— start of RECORDS SUPPLIED —

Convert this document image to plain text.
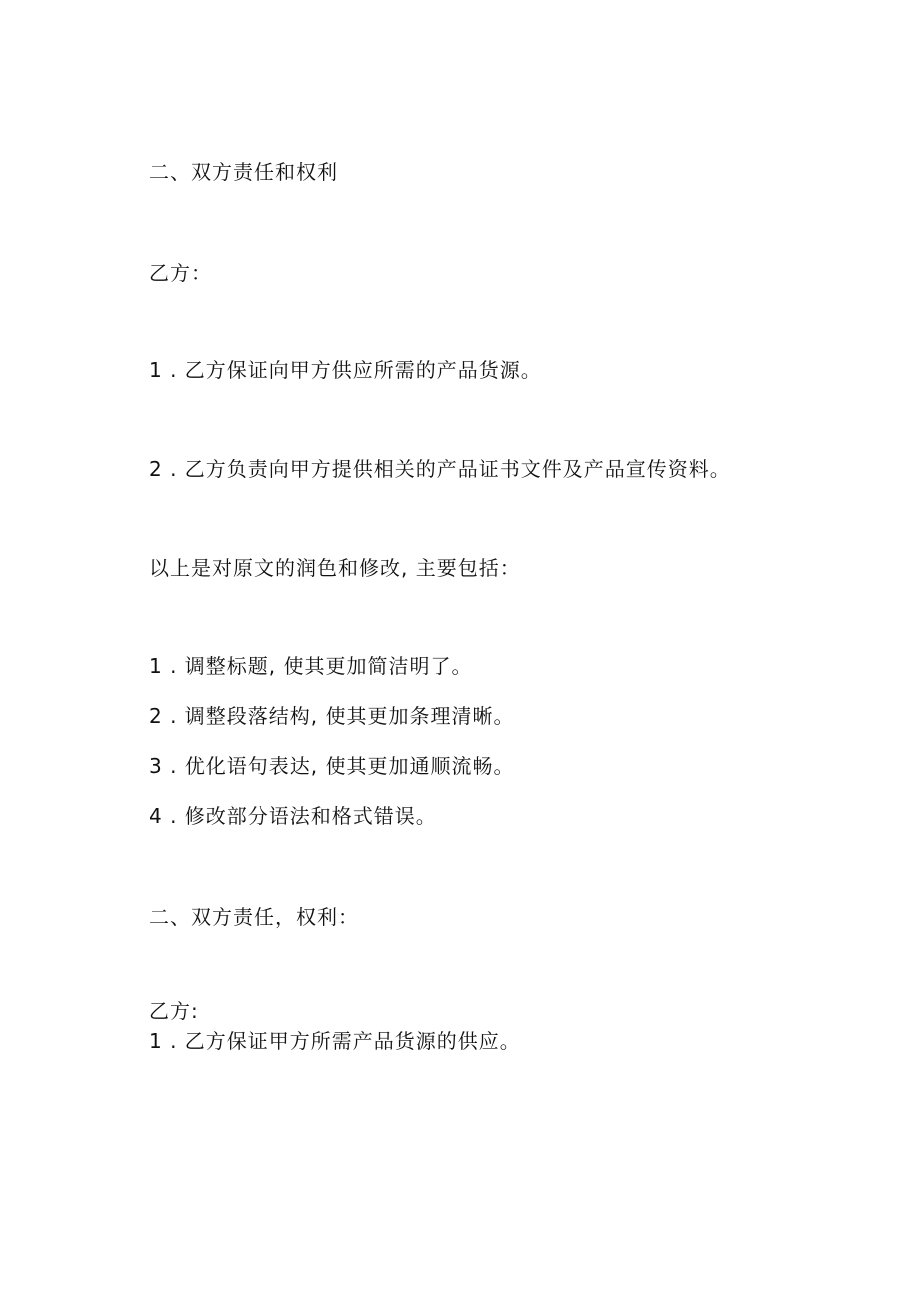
二、双方责任和权利
乙方：
1 . 乙方保证向甲方供应所需的产品货源。
2 . 乙方负责向甲方提供相关的产品证书文件及产品宣传资料。
以上是对原文的润色和修改, 主要包括：
1 . 调整标题, 使其更加简洁明了。
2 . 调整段落结构, 使其更加条理清晰。
3 . 优化语句表达, 使其更加通顺流畅。
4 . 修改部分语法和格式错误。
二、双方责任，权利：
乙方:
1 . 乙方保证甲方所需产品货源的供应。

— end of RECORDS SUPPLIED —

**TASK OBJECTIVE:**
Print the entries above exactly, taking out only the pictures.

**REPLY:**
Convert this document image to plain text.
二、双方责任和权利
乙方：
1 . 乙方保证向甲方供应所需的产品货源。
2 . 乙方负责向甲方提供相关的产品证书文件及产品宣传资料。
以上是对原文的润色和修改, 主要包括：
1 . 调整标题, 使其更加简洁明了。
2 . 调整段落结构, 使其更加条理清晰。
3 . 优化语句表达, 使其更加通顺流畅。
4 . 修改部分语法和格式错误。
二、双方责任，权利：
乙方:
1 . 乙方保证甲方所需产品货源的供应。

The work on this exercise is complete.